» **EXERCISE DETAILS**
Extract the full set of records that follows, word for word.

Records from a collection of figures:
○ ○ ○
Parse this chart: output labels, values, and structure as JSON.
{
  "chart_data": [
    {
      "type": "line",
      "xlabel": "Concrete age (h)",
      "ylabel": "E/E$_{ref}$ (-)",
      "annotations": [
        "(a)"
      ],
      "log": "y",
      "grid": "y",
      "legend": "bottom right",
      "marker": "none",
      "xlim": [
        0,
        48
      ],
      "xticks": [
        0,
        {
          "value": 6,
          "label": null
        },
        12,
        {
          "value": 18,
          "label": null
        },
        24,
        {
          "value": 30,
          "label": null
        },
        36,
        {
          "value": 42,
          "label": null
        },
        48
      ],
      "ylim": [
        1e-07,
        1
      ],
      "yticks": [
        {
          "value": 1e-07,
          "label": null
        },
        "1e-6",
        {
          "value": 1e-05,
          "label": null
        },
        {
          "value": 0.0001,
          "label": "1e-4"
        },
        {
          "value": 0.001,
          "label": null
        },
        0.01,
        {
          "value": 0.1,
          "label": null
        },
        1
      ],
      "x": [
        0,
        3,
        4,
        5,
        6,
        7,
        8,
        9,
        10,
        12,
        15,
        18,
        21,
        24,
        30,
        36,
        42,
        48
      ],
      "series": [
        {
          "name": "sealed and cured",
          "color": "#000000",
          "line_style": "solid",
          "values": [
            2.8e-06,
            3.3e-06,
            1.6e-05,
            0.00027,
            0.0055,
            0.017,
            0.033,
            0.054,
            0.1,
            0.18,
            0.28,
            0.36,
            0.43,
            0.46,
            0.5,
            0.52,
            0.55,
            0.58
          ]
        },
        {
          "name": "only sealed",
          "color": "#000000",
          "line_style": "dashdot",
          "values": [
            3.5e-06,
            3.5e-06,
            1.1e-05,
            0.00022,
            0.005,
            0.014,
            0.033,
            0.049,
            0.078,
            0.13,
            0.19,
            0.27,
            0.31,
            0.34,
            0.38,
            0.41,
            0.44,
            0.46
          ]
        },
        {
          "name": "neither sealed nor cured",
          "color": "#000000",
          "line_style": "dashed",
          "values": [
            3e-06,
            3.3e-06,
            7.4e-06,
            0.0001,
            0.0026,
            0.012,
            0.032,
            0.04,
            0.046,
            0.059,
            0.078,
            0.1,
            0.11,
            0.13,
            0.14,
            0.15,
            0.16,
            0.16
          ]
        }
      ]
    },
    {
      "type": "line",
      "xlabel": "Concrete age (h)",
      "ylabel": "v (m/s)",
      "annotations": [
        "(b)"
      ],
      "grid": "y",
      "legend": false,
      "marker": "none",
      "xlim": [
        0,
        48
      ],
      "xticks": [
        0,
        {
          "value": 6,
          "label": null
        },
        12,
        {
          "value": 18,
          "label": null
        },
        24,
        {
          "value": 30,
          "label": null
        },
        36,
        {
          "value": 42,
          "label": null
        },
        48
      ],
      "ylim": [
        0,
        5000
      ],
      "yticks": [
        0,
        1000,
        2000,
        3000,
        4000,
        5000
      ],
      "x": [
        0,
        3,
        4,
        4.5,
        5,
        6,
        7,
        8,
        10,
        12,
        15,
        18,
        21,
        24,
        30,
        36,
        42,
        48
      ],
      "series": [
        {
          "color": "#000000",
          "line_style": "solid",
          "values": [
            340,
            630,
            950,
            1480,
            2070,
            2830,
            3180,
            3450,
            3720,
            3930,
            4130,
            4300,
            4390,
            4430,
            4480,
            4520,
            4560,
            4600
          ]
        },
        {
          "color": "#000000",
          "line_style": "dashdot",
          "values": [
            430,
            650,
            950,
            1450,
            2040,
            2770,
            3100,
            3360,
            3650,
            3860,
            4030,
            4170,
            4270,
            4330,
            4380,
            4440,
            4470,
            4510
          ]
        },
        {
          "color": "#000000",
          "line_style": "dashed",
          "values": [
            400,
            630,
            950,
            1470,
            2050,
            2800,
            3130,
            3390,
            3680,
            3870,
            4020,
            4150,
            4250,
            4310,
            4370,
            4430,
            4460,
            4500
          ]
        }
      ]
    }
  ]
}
○ ○ ○
» **PROBLEM SOLUTION**
Parse this chart: output labels, values, and structure as JSON.
{
  "chart_data": [
    {
      "type": "line",
      "xlabel": "Concrete age (h)",
      "ylabel": "E/E$_{ref}$ (-)",
      "annotations": [
        "(a)"
      ],
      "log": "y",
      "grid": "y",
      "legend": "bottom right",
      "marker": "none",
      "xlim": [
        0,
        48
      ],
      "xticks": [
        0,
        {
          "value": 6,
          "label": null
        },
        12,
        {
          "value": 18,
          "label": null
        },
        24,
        {
          "value": 30,
          "label": null
        },
        36,
        {
          "value": 42,
          "label": null
        },
        48
      ],
      "ylim": [
        1e-07,
        1
      ],
      "yticks": [
        {
          "value": 1e-07,
          "label": null
        },
        "1e-6",
        {
          "value": 1e-05,
          "label": null
        },
        {
          "value": 0.0001,
          "label": "1e-4"
        },
        {
          "value": 0.001,
          "label": null
        },
        0.01,
        {
          "value": 0.1,
          "label": null
        },
        1
      ],
      "x": [
        0,
        3,
        4,
        5,
        6,
        7,
        8,
        9,
        10,
        12,
        15,
        18,
        21,
        24,
        30,
        36,
        42,
        48
      ],
      "series": [
        {
          "name": "sealed and cured",
          "color": "#000000",
          "line_style": "solid",
          "values": [
            2.8e-06,
            3.3e-06,
            1.6e-05,
            0.00027,
            0.0055,
            0.017,
            0.033,
            0.054,
            0.1,
            0.18,
            0.28,
            0.36,
            0.43,
            0.46,
            0.5,
            0.52,
            0.55,
            0.58
          ]
        },
        {
          "name": "only sealed",
          "color": "#000000",
          "line_style": "dashdot",
          "values": [
            3.5e-06,
            3.5e-06,
            1.1e-05,
            0.00022,
            0.005,
            0.014,
            0.033,
            0.049,
            0.078,
            0.13,
            0.19,
            0.27,
            0.31,
            0.34,
            0.38,
            0.41,
            0.44,
            0.46
          ]
        },
        {
          "name": "neither sealed nor cured",
          "color": "#000000",
          "line_style": "dashed",
          "values": [
            3e-06,
            3.3e-06,
            7.4e-06,
            0.0001,
            0.0026,
            0.012,
            0.032,
            0.04,
            0.046,
            0.059,
            0.078,
            0.1,
            0.11,
            0.13,
            0.14,
            0.15,
            0.16,
            0.16
          ]
        }
      ]
    },
    {
      "type": "line",
      "xlabel": "Concrete age (h)",
      "ylabel": "v (m/s)",
      "annotations": [
        "(b)"
      ],
      "grid": "y",
      "legend": false,
      "marker": "none",
      "xlim": [
        0,
        48
      ],
      "xticks": [
        0,
        {
          "value": 6,
          "label": null
        },
        12,
        {
          "value": 18,
          "label": null
        },
        24,
        {
          "value": 30,
          "label": null
        },
        36,
        {
          "value": 42,
          "label": null
        },
        48
      ],
      "ylim": [
        0,
        5000
      ],
      "yticks": [
        0,
        1000,
        2000,
        3000,
        4000,
        5000
      ],
      "x": [
        0,
        3,
        4,
        4.5,
        5,
        6,
        7,
        8,
        10,
        12,
        15,
        18,
        21,
        24,
        30,
        36,
        42,
        48
      ],
      "series": [
        {
          "color": "#000000",
          "line_style": "solid",
          "values": [
            340,
            630,
            950,
            1480,
            2070,
            2830,
            3180,
            3450,
            3720,
            3930,
            4130,
            4300,
            4390,
            4430,
            4480,
            4520,
            4560,
            4600
          ]
        },
        {
          "color": "#000000",
          "line_style": "dashdot",
          "values": [
            430,
            650,
            950,
            1450,
            2040,
            2770,
            3100,
            3360,
            3650,
            3860,
            4030,
            4170,
            4270,
            4330,
            4380,
            4440,
            4470,
            4510
          ]
        },
        {
          "color": "#000000",
          "line_style": "dashed",
          "values": [
            400,
            630,
            950,
            1470,
            2050,
            2800,
            3130,
            3390,
            3680,
            3870,
            4020,
            4150,
            4250,
            4310,
            4370,
            4430,
            4460,
            4500
          ]
        }
      ]
    }
  ]
}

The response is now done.